==== Supplied information

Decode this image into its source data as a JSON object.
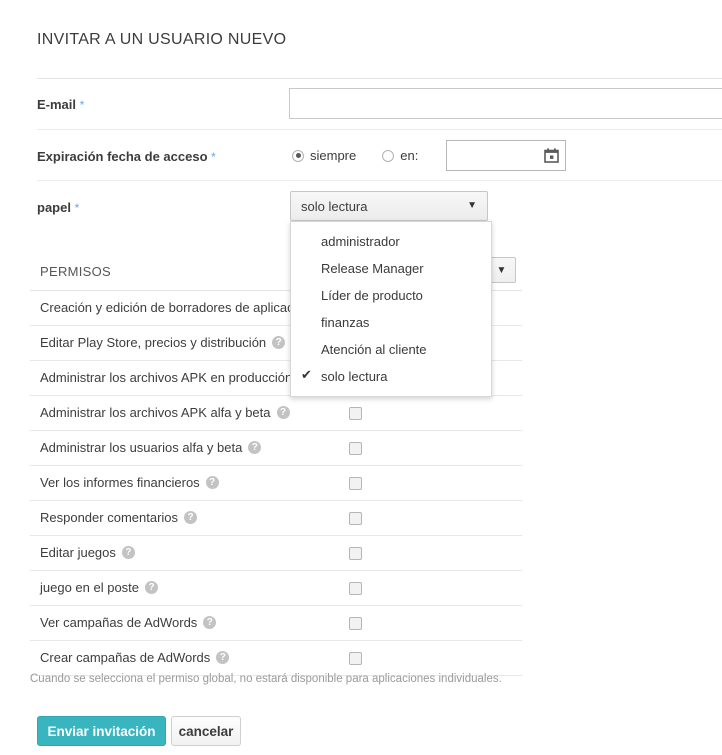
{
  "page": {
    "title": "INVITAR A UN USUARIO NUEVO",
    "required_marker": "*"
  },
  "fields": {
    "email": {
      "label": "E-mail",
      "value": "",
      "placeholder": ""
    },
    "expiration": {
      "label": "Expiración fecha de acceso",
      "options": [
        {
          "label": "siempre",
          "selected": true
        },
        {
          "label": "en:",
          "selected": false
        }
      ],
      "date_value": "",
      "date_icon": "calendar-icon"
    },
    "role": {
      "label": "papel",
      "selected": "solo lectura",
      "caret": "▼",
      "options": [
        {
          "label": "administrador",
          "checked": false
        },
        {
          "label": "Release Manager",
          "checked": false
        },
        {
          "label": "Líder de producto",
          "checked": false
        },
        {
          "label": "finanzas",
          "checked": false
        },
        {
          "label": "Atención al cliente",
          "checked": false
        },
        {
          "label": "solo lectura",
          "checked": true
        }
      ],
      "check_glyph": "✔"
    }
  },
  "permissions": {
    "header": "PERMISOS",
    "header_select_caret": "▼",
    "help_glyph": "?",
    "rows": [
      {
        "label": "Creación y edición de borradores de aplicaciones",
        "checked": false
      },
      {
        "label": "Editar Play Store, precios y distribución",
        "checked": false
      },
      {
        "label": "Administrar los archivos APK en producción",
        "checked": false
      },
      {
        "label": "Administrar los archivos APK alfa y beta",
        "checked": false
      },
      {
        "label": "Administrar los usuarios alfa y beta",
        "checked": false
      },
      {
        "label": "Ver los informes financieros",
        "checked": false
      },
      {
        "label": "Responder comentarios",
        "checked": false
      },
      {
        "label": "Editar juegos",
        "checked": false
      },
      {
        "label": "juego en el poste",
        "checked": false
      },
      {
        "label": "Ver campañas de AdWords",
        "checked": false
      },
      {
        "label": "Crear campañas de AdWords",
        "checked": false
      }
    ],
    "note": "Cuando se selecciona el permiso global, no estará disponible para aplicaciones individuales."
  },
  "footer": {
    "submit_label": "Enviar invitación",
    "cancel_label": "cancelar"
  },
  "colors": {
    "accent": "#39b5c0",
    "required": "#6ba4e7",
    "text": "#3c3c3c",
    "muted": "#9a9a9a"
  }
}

========
==== Supplied information

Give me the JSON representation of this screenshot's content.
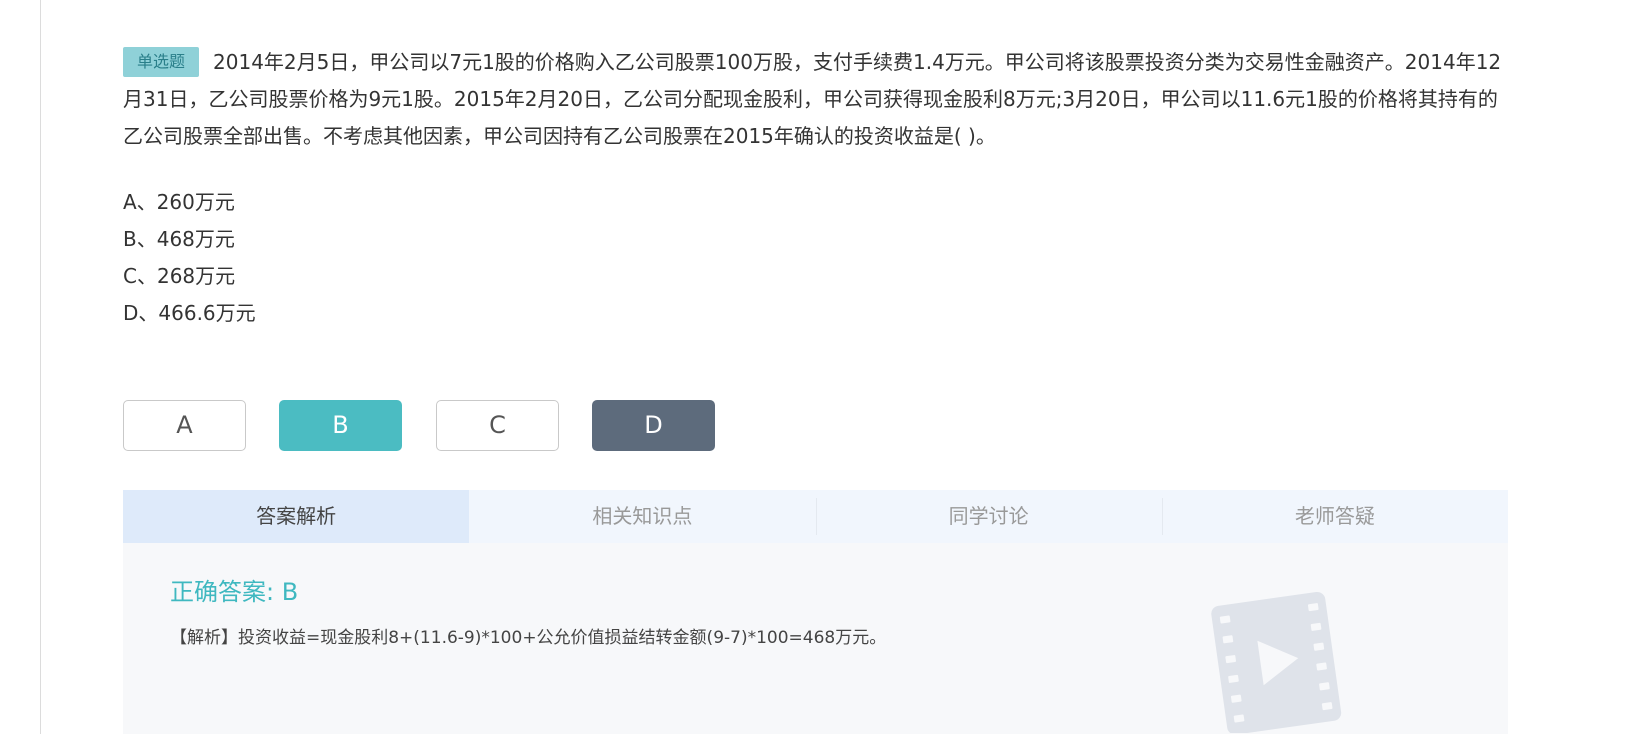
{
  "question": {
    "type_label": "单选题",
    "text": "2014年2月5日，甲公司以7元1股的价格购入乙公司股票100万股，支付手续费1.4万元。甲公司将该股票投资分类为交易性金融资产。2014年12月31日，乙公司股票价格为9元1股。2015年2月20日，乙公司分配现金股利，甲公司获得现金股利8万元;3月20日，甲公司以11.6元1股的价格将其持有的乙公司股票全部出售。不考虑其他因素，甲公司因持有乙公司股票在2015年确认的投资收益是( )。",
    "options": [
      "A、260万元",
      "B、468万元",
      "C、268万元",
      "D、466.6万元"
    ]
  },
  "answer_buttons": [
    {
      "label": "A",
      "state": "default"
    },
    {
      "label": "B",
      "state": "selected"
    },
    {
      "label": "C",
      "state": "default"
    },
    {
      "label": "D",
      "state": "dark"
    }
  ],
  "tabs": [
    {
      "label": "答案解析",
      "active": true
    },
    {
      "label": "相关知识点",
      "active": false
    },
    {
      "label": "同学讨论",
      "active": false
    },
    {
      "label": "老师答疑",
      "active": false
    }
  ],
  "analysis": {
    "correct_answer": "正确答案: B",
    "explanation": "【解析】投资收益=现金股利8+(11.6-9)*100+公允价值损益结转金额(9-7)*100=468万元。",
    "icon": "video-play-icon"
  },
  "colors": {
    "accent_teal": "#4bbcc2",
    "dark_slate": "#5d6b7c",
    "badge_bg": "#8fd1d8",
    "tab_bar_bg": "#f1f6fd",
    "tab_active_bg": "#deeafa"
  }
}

========

Exercise brief: Find the word "lectura" in the data and copy out each line where it turns up.

Exercise solution:
      "selected": "solo lectura",
          "label": "solo lectura",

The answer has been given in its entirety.